* **Task directions**
Show all lines holding "Real".

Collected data
————————

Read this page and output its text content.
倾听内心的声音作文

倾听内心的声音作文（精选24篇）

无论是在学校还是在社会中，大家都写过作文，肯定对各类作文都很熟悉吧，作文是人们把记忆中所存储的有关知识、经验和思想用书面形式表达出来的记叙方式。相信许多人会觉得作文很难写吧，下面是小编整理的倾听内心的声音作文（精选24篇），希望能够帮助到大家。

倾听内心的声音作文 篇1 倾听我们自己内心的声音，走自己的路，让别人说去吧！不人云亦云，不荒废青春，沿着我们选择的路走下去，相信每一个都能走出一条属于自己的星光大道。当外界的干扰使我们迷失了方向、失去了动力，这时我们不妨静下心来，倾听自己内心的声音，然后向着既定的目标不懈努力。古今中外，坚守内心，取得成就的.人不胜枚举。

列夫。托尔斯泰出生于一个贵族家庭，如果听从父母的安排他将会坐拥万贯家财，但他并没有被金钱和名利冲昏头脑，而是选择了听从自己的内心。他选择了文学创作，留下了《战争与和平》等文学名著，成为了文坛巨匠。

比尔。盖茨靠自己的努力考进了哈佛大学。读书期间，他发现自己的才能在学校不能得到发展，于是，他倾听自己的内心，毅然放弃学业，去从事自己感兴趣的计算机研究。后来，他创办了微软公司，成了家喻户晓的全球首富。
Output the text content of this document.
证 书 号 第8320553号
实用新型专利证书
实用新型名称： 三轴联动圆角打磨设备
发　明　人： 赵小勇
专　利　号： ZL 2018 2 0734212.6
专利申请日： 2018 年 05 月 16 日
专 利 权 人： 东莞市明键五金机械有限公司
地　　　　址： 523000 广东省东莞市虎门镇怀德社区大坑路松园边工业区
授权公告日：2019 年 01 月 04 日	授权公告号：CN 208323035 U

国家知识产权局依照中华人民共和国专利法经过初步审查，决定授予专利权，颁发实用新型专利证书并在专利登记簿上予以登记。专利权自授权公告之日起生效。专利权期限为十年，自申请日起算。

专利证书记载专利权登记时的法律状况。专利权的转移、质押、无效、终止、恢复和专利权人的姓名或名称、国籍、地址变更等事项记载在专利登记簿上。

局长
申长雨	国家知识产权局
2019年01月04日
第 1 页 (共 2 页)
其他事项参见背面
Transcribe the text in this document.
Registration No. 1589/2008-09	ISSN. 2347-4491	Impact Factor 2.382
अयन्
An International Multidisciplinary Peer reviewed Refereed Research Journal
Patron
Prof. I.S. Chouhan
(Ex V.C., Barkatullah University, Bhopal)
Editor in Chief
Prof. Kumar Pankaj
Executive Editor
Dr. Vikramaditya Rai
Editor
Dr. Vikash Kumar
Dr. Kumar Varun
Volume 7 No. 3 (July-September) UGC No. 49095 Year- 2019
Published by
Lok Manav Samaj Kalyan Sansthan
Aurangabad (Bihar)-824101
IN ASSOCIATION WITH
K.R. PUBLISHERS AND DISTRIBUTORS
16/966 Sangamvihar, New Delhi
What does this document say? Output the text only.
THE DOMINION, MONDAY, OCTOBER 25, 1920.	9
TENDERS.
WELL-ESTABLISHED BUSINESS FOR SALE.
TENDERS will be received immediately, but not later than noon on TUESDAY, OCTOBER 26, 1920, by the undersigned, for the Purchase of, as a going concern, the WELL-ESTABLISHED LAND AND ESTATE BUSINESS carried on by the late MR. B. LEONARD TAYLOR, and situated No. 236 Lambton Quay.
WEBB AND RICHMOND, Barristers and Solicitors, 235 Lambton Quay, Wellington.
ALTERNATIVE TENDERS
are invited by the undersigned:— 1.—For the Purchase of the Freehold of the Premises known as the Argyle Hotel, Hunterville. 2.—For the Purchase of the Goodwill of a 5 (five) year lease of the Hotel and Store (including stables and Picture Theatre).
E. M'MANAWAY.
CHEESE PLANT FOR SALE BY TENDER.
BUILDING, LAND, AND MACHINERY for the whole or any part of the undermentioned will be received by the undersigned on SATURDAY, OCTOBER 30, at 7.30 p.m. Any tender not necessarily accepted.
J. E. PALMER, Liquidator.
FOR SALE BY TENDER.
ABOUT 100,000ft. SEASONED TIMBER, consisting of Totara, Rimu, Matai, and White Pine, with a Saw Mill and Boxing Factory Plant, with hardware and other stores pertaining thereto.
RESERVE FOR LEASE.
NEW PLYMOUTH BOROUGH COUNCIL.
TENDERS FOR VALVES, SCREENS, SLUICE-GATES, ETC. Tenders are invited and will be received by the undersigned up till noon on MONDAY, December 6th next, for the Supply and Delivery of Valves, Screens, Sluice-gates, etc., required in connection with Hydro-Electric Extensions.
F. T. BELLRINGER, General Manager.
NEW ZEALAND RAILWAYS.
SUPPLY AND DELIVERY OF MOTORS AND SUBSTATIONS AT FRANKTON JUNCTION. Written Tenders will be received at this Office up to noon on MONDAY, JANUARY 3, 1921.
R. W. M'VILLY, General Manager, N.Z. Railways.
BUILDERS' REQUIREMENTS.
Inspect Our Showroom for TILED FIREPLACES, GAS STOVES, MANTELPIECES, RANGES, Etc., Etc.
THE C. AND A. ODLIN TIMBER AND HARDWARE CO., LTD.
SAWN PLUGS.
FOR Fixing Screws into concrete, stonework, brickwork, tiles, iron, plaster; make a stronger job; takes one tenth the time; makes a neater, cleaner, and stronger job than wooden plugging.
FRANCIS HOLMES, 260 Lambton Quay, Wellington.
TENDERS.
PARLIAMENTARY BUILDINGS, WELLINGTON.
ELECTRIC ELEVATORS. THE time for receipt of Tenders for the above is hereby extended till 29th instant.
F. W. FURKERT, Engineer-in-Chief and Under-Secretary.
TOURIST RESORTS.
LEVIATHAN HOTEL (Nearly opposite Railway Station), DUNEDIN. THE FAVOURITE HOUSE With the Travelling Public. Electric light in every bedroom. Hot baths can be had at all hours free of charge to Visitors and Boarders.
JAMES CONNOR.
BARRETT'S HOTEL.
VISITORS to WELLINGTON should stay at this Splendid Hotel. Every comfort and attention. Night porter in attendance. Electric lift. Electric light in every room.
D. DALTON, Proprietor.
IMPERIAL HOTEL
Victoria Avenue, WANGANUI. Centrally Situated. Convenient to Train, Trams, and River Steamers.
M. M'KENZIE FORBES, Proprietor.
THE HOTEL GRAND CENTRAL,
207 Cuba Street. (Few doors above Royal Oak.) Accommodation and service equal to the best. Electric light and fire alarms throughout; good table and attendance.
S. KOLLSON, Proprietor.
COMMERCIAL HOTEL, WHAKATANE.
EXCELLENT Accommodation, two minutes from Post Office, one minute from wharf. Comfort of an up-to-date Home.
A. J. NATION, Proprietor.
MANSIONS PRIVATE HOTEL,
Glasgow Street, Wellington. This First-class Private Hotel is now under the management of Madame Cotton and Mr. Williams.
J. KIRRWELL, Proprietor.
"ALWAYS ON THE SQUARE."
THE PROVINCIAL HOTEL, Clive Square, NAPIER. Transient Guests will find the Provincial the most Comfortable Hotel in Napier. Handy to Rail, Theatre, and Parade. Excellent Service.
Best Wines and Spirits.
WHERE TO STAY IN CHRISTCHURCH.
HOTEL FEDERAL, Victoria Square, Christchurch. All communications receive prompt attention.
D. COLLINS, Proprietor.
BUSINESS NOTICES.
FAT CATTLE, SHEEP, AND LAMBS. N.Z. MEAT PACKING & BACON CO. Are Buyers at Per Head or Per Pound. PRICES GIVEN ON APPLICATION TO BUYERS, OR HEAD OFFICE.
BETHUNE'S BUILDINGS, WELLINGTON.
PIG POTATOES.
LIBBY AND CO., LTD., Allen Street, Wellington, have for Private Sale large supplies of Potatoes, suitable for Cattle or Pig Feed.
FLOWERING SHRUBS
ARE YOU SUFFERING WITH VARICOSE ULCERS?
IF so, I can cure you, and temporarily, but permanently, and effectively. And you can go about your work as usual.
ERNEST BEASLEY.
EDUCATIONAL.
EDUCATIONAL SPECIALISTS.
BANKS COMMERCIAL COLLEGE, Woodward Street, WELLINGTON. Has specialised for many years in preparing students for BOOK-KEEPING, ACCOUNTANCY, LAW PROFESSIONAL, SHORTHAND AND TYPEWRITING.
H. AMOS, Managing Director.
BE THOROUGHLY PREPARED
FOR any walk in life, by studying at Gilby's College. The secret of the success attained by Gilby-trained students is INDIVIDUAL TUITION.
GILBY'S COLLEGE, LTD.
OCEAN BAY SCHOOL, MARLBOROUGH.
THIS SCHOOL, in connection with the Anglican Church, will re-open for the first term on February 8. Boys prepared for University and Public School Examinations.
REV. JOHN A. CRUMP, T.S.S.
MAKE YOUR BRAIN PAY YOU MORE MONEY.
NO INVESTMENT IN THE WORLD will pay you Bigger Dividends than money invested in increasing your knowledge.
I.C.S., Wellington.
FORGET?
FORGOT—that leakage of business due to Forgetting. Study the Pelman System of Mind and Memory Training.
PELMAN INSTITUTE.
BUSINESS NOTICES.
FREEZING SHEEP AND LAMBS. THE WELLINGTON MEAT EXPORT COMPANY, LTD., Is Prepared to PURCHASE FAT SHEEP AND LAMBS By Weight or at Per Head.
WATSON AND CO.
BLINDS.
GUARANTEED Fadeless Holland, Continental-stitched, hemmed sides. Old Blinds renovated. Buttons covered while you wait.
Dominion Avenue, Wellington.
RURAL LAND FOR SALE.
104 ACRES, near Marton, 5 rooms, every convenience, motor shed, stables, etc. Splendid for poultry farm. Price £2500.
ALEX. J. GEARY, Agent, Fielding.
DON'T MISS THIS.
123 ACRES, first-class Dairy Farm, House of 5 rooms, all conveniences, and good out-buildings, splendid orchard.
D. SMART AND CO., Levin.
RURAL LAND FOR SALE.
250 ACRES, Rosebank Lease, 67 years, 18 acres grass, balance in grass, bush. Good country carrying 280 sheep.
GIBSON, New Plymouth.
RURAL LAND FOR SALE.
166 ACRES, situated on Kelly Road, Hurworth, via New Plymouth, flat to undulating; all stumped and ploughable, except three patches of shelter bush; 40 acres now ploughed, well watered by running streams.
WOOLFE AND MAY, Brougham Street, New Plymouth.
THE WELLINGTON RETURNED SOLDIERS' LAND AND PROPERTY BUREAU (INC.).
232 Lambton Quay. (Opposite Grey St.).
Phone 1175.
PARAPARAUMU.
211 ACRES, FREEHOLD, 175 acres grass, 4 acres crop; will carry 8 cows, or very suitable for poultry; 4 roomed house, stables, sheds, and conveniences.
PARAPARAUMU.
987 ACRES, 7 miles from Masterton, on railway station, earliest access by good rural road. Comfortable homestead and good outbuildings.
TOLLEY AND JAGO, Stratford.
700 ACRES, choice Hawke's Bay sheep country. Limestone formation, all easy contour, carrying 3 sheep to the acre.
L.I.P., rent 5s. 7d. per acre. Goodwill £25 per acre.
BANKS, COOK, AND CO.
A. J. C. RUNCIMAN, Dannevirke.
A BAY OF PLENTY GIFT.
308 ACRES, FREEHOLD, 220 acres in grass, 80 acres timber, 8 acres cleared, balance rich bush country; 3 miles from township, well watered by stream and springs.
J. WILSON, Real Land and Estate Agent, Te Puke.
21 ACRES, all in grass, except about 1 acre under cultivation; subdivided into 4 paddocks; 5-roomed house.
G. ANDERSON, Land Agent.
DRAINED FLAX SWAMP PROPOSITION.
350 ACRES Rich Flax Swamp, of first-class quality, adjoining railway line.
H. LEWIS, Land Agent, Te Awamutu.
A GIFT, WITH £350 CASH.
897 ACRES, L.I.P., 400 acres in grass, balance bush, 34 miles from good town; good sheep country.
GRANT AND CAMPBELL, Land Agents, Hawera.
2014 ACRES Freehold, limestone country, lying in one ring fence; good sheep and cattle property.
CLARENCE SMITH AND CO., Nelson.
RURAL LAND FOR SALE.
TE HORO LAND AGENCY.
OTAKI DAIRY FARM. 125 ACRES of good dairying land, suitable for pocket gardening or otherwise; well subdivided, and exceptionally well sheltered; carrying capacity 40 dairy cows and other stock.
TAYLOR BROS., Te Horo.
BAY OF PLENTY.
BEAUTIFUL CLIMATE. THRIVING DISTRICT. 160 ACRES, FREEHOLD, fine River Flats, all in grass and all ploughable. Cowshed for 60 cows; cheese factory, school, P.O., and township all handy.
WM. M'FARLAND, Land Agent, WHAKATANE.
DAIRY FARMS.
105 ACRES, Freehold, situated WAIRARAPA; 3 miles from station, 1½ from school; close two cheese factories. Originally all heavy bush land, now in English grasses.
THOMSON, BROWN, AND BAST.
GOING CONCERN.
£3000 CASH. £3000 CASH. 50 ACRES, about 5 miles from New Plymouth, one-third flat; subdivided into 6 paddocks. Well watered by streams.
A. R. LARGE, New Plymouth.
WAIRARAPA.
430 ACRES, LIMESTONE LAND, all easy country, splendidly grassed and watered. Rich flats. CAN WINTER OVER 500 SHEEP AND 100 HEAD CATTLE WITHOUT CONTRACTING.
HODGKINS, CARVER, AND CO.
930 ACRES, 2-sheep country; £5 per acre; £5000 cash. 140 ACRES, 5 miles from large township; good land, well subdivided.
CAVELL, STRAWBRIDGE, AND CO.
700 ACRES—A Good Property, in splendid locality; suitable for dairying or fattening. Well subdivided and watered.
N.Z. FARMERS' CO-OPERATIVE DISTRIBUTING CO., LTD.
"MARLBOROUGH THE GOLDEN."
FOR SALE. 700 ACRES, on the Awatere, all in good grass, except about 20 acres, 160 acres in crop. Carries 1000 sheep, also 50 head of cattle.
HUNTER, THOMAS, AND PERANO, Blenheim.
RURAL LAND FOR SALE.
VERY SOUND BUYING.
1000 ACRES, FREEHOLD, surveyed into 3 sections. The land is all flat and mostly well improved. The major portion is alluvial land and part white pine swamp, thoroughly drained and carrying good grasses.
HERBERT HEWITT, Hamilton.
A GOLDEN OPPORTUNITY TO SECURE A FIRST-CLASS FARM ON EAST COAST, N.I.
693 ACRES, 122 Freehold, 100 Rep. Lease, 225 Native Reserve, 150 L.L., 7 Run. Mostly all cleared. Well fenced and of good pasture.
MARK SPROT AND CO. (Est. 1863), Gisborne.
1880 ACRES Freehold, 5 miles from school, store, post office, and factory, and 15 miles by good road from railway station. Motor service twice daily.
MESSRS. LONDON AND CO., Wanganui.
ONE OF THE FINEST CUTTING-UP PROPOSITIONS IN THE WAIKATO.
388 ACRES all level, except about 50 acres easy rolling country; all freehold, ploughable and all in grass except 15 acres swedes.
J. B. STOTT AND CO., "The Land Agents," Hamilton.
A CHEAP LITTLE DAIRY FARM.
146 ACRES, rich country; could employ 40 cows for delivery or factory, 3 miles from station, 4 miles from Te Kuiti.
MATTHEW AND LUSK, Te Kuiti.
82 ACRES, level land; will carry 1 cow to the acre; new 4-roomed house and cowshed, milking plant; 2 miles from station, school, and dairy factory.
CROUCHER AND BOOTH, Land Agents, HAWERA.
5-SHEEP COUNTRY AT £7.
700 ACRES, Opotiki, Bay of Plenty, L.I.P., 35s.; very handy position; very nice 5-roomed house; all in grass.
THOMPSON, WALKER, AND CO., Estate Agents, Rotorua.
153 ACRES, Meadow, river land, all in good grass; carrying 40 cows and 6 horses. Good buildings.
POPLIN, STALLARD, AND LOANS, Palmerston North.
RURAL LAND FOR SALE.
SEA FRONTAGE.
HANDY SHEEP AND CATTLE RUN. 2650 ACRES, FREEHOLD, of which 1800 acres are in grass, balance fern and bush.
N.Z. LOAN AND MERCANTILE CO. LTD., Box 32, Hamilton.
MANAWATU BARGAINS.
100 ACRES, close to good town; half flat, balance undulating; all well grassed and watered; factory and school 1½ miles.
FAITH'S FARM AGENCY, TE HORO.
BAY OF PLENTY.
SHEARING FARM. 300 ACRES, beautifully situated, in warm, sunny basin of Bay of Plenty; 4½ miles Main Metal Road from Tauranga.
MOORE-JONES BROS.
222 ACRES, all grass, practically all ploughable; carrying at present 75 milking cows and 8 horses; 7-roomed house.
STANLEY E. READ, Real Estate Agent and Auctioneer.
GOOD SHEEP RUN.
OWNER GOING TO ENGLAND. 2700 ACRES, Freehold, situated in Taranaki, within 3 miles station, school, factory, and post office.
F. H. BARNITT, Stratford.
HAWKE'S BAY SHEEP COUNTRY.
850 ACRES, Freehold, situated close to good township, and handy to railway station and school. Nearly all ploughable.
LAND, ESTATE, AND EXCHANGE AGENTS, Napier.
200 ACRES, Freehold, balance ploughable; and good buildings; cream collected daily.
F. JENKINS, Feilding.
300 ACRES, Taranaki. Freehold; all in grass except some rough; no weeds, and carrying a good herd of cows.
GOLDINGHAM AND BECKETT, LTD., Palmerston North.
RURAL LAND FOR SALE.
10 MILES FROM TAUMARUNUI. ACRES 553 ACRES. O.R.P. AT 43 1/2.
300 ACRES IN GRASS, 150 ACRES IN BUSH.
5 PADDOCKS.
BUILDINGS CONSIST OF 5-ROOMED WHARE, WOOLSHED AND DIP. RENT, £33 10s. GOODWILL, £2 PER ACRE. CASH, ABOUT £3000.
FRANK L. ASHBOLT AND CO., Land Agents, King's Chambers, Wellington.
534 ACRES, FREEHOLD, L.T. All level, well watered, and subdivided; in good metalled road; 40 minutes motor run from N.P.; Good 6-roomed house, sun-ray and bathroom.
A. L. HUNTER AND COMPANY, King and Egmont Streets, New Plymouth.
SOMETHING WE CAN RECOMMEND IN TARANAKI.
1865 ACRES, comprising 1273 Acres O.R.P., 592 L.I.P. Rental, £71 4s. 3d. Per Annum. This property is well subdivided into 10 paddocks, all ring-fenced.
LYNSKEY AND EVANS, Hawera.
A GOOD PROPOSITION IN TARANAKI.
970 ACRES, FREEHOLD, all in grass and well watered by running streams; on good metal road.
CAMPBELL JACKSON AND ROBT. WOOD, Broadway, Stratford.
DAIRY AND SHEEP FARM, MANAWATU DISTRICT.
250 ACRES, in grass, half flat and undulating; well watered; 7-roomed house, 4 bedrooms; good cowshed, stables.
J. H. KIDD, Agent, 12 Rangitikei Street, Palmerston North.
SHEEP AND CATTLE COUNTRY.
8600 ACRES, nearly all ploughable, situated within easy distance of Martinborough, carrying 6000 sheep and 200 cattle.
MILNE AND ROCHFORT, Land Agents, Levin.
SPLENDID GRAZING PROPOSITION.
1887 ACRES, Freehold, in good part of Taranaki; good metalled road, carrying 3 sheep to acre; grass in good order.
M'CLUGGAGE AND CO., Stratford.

————————

* **Response to the task**
J. WILSON, Real Land and Estate Agent, Te Puke.
STANLEY E. READ, Real Estate Agent and Auctioneer.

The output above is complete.